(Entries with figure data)
──────────

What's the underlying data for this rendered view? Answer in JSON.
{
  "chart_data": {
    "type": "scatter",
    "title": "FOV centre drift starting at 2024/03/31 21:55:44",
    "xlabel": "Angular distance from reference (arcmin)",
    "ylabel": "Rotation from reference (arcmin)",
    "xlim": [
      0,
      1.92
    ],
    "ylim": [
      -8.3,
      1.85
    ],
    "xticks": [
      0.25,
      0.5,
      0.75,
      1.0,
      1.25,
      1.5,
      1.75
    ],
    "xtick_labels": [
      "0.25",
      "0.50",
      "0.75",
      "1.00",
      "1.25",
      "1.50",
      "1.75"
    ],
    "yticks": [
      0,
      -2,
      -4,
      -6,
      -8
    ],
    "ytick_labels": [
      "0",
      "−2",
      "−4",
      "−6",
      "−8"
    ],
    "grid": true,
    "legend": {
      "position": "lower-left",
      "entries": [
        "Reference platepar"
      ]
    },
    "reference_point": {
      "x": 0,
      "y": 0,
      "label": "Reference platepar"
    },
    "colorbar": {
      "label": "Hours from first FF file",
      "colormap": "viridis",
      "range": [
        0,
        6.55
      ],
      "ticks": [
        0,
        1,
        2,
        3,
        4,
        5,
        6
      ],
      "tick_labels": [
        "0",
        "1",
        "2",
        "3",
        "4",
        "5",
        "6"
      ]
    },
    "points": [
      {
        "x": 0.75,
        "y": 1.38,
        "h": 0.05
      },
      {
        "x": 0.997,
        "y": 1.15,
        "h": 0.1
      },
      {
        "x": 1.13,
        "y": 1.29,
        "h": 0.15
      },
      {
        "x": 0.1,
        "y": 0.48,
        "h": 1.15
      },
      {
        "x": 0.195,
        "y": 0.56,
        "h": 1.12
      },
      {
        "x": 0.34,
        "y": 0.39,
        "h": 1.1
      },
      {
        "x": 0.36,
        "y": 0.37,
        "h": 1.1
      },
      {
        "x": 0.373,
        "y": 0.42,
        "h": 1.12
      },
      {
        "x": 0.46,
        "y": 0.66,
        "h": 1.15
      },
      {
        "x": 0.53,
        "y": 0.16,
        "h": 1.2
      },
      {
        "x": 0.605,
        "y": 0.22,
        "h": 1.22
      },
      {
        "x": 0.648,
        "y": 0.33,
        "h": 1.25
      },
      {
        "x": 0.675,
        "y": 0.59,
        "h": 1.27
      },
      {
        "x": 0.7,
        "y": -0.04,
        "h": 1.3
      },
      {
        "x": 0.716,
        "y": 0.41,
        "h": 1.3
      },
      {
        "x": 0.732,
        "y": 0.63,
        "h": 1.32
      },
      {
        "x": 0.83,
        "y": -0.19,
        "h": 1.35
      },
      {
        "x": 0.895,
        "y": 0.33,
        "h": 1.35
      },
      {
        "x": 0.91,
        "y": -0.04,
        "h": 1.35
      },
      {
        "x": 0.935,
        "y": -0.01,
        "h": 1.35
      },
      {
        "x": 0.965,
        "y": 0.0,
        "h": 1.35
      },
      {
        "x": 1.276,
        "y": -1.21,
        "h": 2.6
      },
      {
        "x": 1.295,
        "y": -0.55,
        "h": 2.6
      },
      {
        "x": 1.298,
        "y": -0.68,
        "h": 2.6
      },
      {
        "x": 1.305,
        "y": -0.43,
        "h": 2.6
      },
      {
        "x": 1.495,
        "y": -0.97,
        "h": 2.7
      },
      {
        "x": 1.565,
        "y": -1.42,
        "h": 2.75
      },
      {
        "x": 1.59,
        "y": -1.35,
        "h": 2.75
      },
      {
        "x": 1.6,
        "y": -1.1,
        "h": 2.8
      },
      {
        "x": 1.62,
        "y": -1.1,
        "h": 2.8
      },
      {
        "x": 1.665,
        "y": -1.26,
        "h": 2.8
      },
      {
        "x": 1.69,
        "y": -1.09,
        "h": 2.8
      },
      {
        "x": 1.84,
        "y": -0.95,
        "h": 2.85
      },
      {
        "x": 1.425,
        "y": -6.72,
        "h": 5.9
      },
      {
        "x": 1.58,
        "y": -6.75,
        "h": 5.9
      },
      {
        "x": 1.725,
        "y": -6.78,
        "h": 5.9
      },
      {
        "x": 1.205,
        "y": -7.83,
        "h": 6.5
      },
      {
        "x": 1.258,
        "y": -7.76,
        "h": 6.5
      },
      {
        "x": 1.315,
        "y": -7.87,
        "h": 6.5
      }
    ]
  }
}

──────────

> [DIRECTIVE] State how many lines hold the word "platepar". The number is the whole answer.

> [CORRECT RESPONSE] 2